▶ Exercise requirements
Can you reproduce the data beneath, keeping every line exact?

▶ Extracted material
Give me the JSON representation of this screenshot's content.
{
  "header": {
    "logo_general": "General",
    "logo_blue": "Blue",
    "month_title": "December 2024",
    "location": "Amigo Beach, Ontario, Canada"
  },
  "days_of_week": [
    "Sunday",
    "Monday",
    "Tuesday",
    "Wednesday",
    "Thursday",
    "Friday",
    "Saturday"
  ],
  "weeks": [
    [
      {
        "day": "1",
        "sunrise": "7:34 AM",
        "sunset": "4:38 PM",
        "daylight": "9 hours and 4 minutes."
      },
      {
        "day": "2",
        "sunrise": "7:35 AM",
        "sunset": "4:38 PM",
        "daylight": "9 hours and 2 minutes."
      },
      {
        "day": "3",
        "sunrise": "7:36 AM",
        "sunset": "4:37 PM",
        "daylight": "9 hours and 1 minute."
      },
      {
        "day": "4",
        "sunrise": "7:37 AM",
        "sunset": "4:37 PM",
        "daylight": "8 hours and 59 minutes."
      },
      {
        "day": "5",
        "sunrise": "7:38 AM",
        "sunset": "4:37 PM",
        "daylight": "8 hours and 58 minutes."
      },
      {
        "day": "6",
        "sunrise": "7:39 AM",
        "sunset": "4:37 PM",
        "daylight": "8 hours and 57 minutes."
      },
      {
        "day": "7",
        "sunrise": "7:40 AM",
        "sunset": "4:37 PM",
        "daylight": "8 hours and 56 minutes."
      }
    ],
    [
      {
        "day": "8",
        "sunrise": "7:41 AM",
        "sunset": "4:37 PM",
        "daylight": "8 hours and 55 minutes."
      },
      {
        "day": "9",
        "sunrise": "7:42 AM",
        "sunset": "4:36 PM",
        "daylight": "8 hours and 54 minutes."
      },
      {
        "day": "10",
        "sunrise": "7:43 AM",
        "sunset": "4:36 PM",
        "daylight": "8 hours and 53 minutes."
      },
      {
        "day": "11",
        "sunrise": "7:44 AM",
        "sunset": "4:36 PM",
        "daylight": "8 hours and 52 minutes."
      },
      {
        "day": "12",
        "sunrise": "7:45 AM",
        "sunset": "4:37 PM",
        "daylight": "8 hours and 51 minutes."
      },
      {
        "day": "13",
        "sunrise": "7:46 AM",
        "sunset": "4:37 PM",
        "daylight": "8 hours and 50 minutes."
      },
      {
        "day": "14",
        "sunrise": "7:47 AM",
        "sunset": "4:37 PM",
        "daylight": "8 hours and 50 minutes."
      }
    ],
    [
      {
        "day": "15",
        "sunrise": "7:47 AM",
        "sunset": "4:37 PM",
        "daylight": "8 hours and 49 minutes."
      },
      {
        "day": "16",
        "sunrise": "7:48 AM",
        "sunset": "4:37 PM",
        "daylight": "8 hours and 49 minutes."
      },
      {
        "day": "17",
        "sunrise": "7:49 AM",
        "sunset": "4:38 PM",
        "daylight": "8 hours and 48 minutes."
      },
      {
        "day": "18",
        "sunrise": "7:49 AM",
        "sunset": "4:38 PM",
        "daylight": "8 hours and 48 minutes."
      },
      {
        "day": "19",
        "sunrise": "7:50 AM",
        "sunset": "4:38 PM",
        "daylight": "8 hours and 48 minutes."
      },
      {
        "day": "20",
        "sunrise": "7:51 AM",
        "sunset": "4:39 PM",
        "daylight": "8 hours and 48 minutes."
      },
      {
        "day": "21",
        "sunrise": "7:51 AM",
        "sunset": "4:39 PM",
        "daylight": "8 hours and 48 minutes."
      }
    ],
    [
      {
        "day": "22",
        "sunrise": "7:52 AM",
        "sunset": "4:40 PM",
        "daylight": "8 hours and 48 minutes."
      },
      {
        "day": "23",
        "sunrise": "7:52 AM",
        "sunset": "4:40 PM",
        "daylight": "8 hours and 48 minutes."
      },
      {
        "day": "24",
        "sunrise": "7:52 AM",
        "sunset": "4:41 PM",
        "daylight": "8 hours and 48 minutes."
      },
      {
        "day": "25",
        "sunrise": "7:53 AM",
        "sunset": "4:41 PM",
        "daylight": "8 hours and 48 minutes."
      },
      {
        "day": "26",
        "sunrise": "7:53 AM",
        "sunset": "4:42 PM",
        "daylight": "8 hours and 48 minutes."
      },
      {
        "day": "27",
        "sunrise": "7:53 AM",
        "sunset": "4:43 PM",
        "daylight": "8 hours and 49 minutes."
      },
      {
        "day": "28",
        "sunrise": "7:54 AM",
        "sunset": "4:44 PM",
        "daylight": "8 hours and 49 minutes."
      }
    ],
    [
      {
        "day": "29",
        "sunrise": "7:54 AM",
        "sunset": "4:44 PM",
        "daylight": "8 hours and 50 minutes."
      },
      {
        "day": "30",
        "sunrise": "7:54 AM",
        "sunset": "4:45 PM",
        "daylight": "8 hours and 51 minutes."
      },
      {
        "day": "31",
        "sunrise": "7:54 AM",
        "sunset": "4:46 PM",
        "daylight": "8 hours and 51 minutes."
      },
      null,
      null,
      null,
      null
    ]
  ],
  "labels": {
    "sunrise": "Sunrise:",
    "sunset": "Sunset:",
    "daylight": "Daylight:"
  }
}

▶ Full response
Give me the JSON representation of this screenshot's content.
{
  "header": {
    "logo_general": "General",
    "logo_blue": "Blue",
    "month_title": "December 2024",
    "location": "Amigo Beach, Ontario, Canada"
  },
  "days_of_week": [
    "Sunday",
    "Monday",
    "Tuesday",
    "Wednesday",
    "Thursday",
    "Friday",
    "Saturday"
  ],
  "weeks": [
    [
      {
        "day": "1",
        "sunrise": "7:34 AM",
        "sunset": "4:38 PM",
        "daylight": "9 hours and 4 minutes."
      },
      {
        "day": "2",
        "sunrise": "7:35 AM",
        "sunset": "4:38 PM",
        "daylight": "9 hours and 2 minutes."
      },
      {
        "day": "3",
        "sunrise": "7:36 AM",
        "sunset": "4:37 PM",
        "daylight": "9 hours and 1 minute."
      },
      {
        "day": "4",
        "sunrise": "7:37 AM",
        "sunset": "4:37 PM",
        "daylight": "8 hours and 59 minutes."
      },
      {
        "day": "5",
        "sunrise": "7:38 AM",
        "sunset": "4:37 PM",
        "daylight": "8 hours and 58 minutes."
      },
      {
        "day": "6",
        "sunrise": "7:39 AM",
        "sunset": "4:37 PM",
        "daylight": "8 hours and 57 minutes."
      },
      {
        "day": "7",
        "sunrise": "7:40 AM",
        "sunset": "4:37 PM",
        "daylight": "8 hours and 56 minutes."
      }
    ],
    [
      {
        "day": "8",
        "sunrise": "7:41 AM",
        "sunset": "4:37 PM",
        "daylight": "8 hours and 55 minutes."
      },
      {
        "day": "9",
        "sunrise": "7:42 AM",
        "sunset": "4:36 PM",
        "daylight": "8 hours and 54 minutes."
      },
      {
        "day": "10",
        "sunrise": "7:43 AM",
        "sunset": "4:36 PM",
        "daylight": "8 hours and 53 minutes."
      },
      {
        "day": "11",
        "sunrise": "7:44 AM",
        "sunset": "4:36 PM",
        "daylight": "8 hours and 52 minutes."
      },
      {
        "day": "12",
        "sunrise": "7:45 AM",
        "sunset": "4:37 PM",
        "daylight": "8 hours and 51 minutes."
      },
      {
        "day": "13",
        "sunrise": "7:46 AM",
        "sunset": "4:37 PM",
        "daylight": "8 hours and 50 minutes."
      },
      {
        "day": "14",
        "sunrise": "7:47 AM",
        "sunset": "4:37 PM",
        "daylight": "8 hours and 50 minutes."
      }
    ],
    [
      {
        "day": "15",
        "sunrise": "7:47 AM",
        "sunset": "4:37 PM",
        "daylight": "8 hours and 49 minutes."
      },
      {
        "day": "16",
        "sunrise": "7:48 AM",
        "sunset": "4:37 PM",
        "daylight": "8 hours and 49 minutes."
      },
      {
        "day": "17",
        "sunrise": "7:49 AM",
        "sunset": "4:38 PM",
        "daylight": "8 hours and 48 minutes."
      },
      {
        "day": "18",
        "sunrise": "7:49 AM",
        "sunset": "4:38 PM",
        "daylight": "8 hours and 48 minutes."
      },
      {
        "day": "19",
        "sunrise": "7:50 AM",
        "sunset": "4:38 PM",
        "daylight": "8 hours and 48 minutes."
      },
      {
        "day": "20",
        "sunrise": "7:51 AM",
        "sunset": "4:39 PM",
        "daylight": "8 hours and 48 minutes."
      },
      {
        "day": "21",
        "sunrise": "7:51 AM",
        "sunset": "4:39 PM",
        "daylight": "8 hours and 48 minutes."
      }
    ],
    [
      {
        "day": "22",
        "sunrise": "7:52 AM",
        "sunset": "4:40 PM",
        "daylight": "8 hours and 48 minutes."
      },
      {
        "day": "23",
        "sunrise": "7:52 AM",
        "sunset": "4:40 PM",
        "daylight": "8 hours and 48 minutes."
      },
      {
        "day": "24",
        "sunrise": "7:52 AM",
        "sunset": "4:41 PM",
        "daylight": "8 hours and 48 minutes."
      },
      {
        "day": "25",
        "sunrise": "7:53 AM",
        "sunset": "4:41 PM",
        "daylight": "8 hours and 48 minutes."
      },
      {
        "day": "26",
        "sunrise": "7:53 AM",
        "sunset": "4:42 PM",
        "daylight": "8 hours and 48 minutes."
      },
      {
        "day": "27",
        "sunrise": "7:53 AM",
        "sunset": "4:43 PM",
        "daylight": "8 hours and 49 minutes."
      },
      {
        "day": "28",
        "sunrise": "7:54 AM",
        "sunset": "4:44 PM",
        "daylight": "8 hours and 49 minutes."
      }
    ],
    [
      {
        "day": "29",
        "sunrise": "7:54 AM",
        "sunset": "4:44 PM",
        "daylight": "8 hours and 50 minutes."
      },
      {
        "day": "30",
        "sunrise": "7:54 AM",
        "sunset": "4:45 PM",
        "daylight": "8 hours and 51 minutes."
      },
      {
        "day": "31",
        "sunrise": "7:54 AM",
        "sunset": "4:46 PM",
        "daylight": "8 hours and 51 minutes."
      },
      null,
      null,
      null,
      null
    ]
  ],
  "labels": {
    "sunrise": "Sunrise:",
    "sunset": "Sunset:",
    "daylight": "Daylight:"
  }
}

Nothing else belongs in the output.